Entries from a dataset
****

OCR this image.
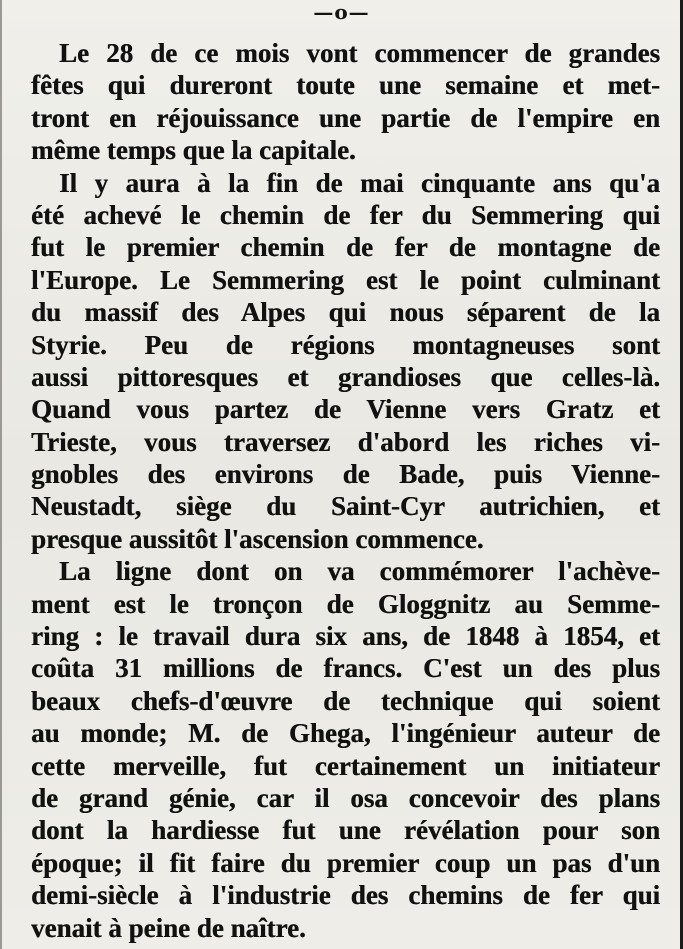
—o—
Le 28 de ce mois vont commencer de grandes
fêtes qui dureront toute une semaine et met-
tront en réjouissance une partie de l'empire en
même temps que la capitale.
Il y aura à la fin de mai cinquante ans qu'a
été achevé le chemin de fer du Semmering qui
fut le premier chemin de fer de montagne de
l'Europe. Le Semmering est le point culminant
du massif des Alpes qui nous séparent de la
Styrie. Peu de régions montagneuses sont
aussi pittoresques et grandioses que celles-là.
Quand vous partez de Vienne vers Gratz et
Trieste, vous traversez d'abord les riches vi-
gnobles des environs de Bade, puis Vienne-
Neustadt, siège du Saint-Cyr autrichien, et
presque aussitôt l'ascension commence.
La ligne dont on va commémorer l'achève-
ment est le tronçon de Gloggnitz au Semme-
ring : le travail dura six ans, de 1848 à 1854, et
coûta 31 millions de francs. C'est un des plus
beaux chefs-d'œuvre de technique qui soient
au monde; M. de Ghega, l'ingénieur auteur de
cette merveille, fut certainement un initiateur
de grand génie, car il osa concevoir des plans
dont la hardiesse fut une révélation pour son
époque; il fit faire du premier coup un pas d'un
demi-siècle à l'industrie des chemins de fer qui
venait à peine de naître.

****

## What you will do:
Reproduce the records above exactly, leaving out every picture they contain.

## Result:
OCR this image.
—o—
Le 28 de ce mois vont commencer de grandes
fêtes qui dureront toute une semaine et met-
tront en réjouissance une partie de l'empire en
même temps que la capitale.
Il y aura à la fin de mai cinquante ans qu'a
été achevé le chemin de fer du Semmering qui
fut le premier chemin de fer de montagne de
l'Europe. Le Semmering est le point culminant
du massif des Alpes qui nous séparent de la
Styrie. Peu de régions montagneuses sont
aussi pittoresques et grandioses que celles-là.
Quand vous partez de Vienne vers Gratz et
Trieste, vous traversez d'abord les riches vi-
gnobles des environs de Bade, puis Vienne-
Neustadt, siège du Saint-Cyr autrichien, et
presque aussitôt l'ascension commence.
La ligne dont on va commémorer l'achève-
ment est le tronçon de Gloggnitz au Semme-
ring : le travail dura six ans, de 1848 à 1854, et
coûta 31 millions de francs. C'est un des plus
beaux chefs-d'œuvre de technique qui soient
au monde; M. de Ghega, l'ingénieur auteur de
cette merveille, fut certainement un initiateur
de grand génie, car il osa concevoir des plans
dont la hardiesse fut une révélation pour son
époque; il fit faire du premier coup un pas d'un
demi-siècle à l'industrie des chemins de fer qui
venait à peine de naître.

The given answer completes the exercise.